=== Task to carry out ===
Print every entry below verbatim, line for line.

=== Extracted entries ===
-----

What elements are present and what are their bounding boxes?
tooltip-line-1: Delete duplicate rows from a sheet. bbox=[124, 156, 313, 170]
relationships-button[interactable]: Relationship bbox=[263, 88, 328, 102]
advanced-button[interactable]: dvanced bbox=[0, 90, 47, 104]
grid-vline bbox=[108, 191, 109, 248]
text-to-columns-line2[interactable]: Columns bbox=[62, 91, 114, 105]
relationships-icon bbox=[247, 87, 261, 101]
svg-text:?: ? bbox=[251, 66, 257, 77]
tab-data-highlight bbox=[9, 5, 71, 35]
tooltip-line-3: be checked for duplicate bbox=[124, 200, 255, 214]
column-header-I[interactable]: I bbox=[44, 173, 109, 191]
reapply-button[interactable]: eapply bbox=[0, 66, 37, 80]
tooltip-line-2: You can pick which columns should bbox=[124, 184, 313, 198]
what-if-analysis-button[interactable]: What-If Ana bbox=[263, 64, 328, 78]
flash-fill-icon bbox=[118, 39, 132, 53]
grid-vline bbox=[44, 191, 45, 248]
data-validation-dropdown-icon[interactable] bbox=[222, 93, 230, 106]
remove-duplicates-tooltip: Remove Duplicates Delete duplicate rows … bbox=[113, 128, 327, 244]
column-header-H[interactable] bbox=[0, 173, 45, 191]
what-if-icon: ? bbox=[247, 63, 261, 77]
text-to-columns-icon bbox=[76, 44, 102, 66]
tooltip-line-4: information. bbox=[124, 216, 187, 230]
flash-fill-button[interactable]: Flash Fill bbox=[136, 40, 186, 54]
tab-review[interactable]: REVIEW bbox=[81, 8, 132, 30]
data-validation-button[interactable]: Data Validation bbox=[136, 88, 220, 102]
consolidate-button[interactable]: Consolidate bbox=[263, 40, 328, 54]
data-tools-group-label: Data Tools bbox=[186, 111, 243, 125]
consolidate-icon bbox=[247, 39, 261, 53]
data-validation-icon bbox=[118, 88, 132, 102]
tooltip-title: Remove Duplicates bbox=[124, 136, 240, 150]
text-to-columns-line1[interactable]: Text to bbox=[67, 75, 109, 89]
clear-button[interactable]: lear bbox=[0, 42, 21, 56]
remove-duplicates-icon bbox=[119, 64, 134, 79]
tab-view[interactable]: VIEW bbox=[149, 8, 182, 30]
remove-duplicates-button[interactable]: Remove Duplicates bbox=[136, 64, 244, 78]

-----

=== Task response ===
What elements are present and what are their bounding boxes?
tooltip-line-1: Delete duplicate rows from a sheet. bbox=[124, 156, 313, 170]
relationships-button[interactable]: Relationship bbox=[263, 88, 328, 102]
advanced-button[interactable]: dvanced bbox=[0, 90, 47, 104]
grid-vline bbox=[108, 191, 109, 248]
text-to-columns-line2[interactable]: Columns bbox=[62, 91, 114, 105]
relationships-icon bbox=[247, 87, 261, 101]
svg-text:?: ? bbox=[251, 66, 257, 77]
tab-data-highlight bbox=[9, 5, 71, 35]
tooltip-line-3: be checked for duplicate bbox=[124, 200, 255, 214]
column-header-I[interactable]: I bbox=[44, 173, 109, 191]
reapply-button[interactable]: eapply bbox=[0, 66, 37, 80]
tooltip-line-2: You can pick which columns should bbox=[124, 184, 313, 198]
what-if-analysis-button[interactable]: What-If Ana bbox=[263, 64, 328, 78]
flash-fill-icon bbox=[118, 39, 132, 53]
grid-vline bbox=[44, 191, 45, 248]
data-validation-dropdown-icon[interactable] bbox=[222, 93, 230, 106]
remove-duplicates-tooltip: Remove Duplicates Delete duplicate rows … bbox=[113, 128, 327, 244]
column-header-H[interactable] bbox=[0, 173, 45, 191]
what-if-icon: ? bbox=[247, 63, 261, 77]
text-to-columns-icon bbox=[76, 44, 102, 66]
tooltip-line-4: information. bbox=[124, 216, 187, 230]
flash-fill-button[interactable]: Flash Fill bbox=[136, 40, 186, 54]
tab-review[interactable]: REVIEW bbox=[81, 8, 132, 30]
data-validation-button[interactable]: Data Validation bbox=[136, 88, 220, 102]
consolidate-button[interactable]: Consolidate bbox=[263, 40, 328, 54]
data-tools-group-label: Data Tools bbox=[186, 111, 243, 125]
consolidate-icon bbox=[247, 39, 261, 53]
data-validation-icon bbox=[118, 88, 132, 102]
tooltip-title: Remove Duplicates bbox=[124, 136, 240, 150]
text-to-columns-line1[interactable]: Text to bbox=[67, 75, 109, 89]
clear-button[interactable]: lear bbox=[0, 42, 21, 56]
remove-duplicates-icon bbox=[119, 64, 134, 79]
tab-view[interactable]: VIEW bbox=[149, 8, 182, 30]
remove-duplicates-button[interactable]: Remove Duplicates bbox=[136, 64, 244, 78]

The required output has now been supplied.